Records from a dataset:
----
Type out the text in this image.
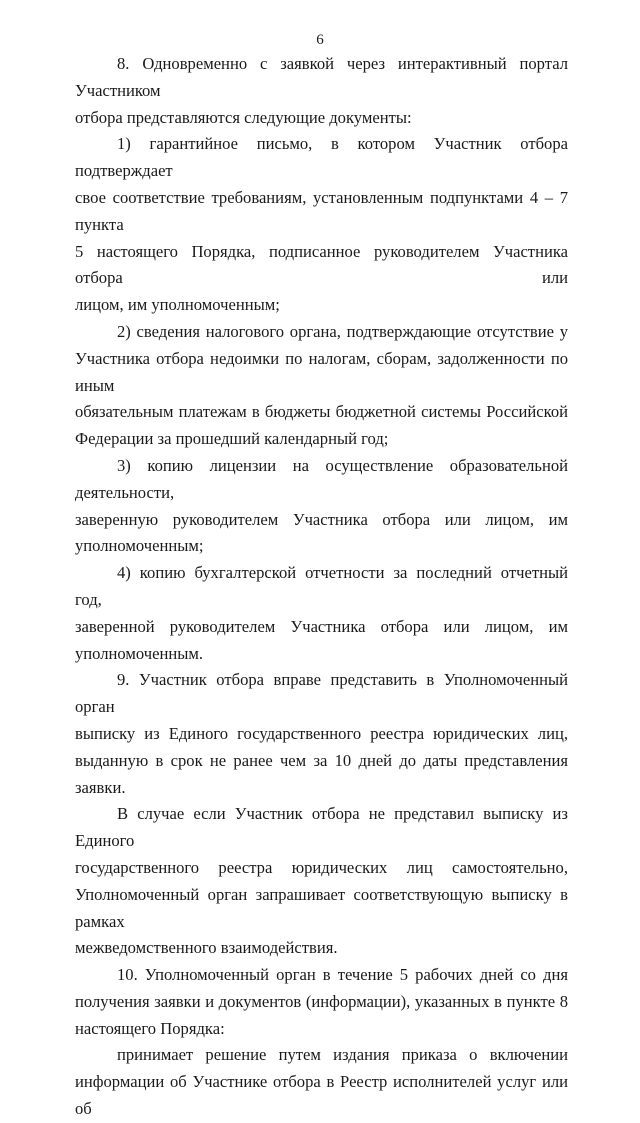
6

8. Одновременно с заявкой через интерактивный портал Участником
отбора представляются следующие документы:

1) гарантийное письмо, в котором Участник отбора подтверждает
свое соответствие требованиям, установленным подпунктами 4 – 7 пункта
5 настоящего Порядка, подписанное руководителем Участника отбора или
лицом, им уполномоченным;

2) сведения налогового органа, подтверждающие отсутствие у
Участника отбора недоимки по налогам, сборам, задолженности по иным
обязательным платежам в бюджеты бюджетной системы Российской
Федерации за прошедший календарный год;

3) копию лицензии на осуществление образовательной деятельности,
заверенную руководителем Участника отбора или лицом, им
уполномоченным;

4) копию бухгалтерской отчетности за последний отчетный год,
заверенной руководителем Участника отбора или лицом, им
уполномоченным.

9. Участник отбора вправе представить в Уполномоченный орган
выписку из Единого государственного реестра юридических лиц,
выданную в срок не ранее чем за 10 дней до даты представления заявки.

В случае если Участник отбора не представил выписку из Единого
государственного реестра юридических лиц самостоятельно,
Уполномоченный орган запрашивает соответствующую выписку в рамках
межведомственного взаимодействия.

10. Уполномоченный орган в течение 5 рабочих дней со дня
получения заявки и документов (информации), указанных в пункте 8
настоящего Порядка:

принимает решение путем издания приказа о включении
информации об Участнике отбора в Реестр исполнителей услуг или об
----
● **EXERCISE**
The pictures in the entries should be left out; output everything else exactly.

● **ANSWER FOR THIS EXERCISE**
Type out the text in this image.
6

8. Одновременно с заявкой через интерактивный портал Участником
отбора представляются следующие документы:

1) гарантийное письмо, в котором Участник отбора подтверждает
свое соответствие требованиям, установленным подпунктами 4 – 7 пункта
5 настоящего Порядка, подписанное руководителем Участника отбора или
лицом, им уполномоченным;

2) сведения налогового органа, подтверждающие отсутствие у
Участника отбора недоимки по налогам, сборам, задолженности по иным
обязательным платежам в бюджеты бюджетной системы Российской
Федерации за прошедший календарный год;

3) копию лицензии на осуществление образовательной деятельности,
заверенную руководителем Участника отбора или лицом, им
уполномоченным;

4) копию бухгалтерской отчетности за последний отчетный год,
заверенной руководителем Участника отбора или лицом, им
уполномоченным.

9. Участник отбора вправе представить в Уполномоченный орган
выписку из Единого государственного реестра юридических лиц,
выданную в срок не ранее чем за 10 дней до даты представления заявки.

В случае если Участник отбора не представил выписку из Единого
государственного реестра юридических лиц самостоятельно,
Уполномоченный орган запрашивает соответствующую выписку в рамках
межведомственного взаимодействия.

10. Уполномоченный орган в течение 5 рабочих дней со дня
получения заявки и документов (информации), указанных в пункте 8
настоящего Порядка:

принимает решение путем издания приказа о включении
информации об Участнике отбора в Реестр исполнителей услуг или об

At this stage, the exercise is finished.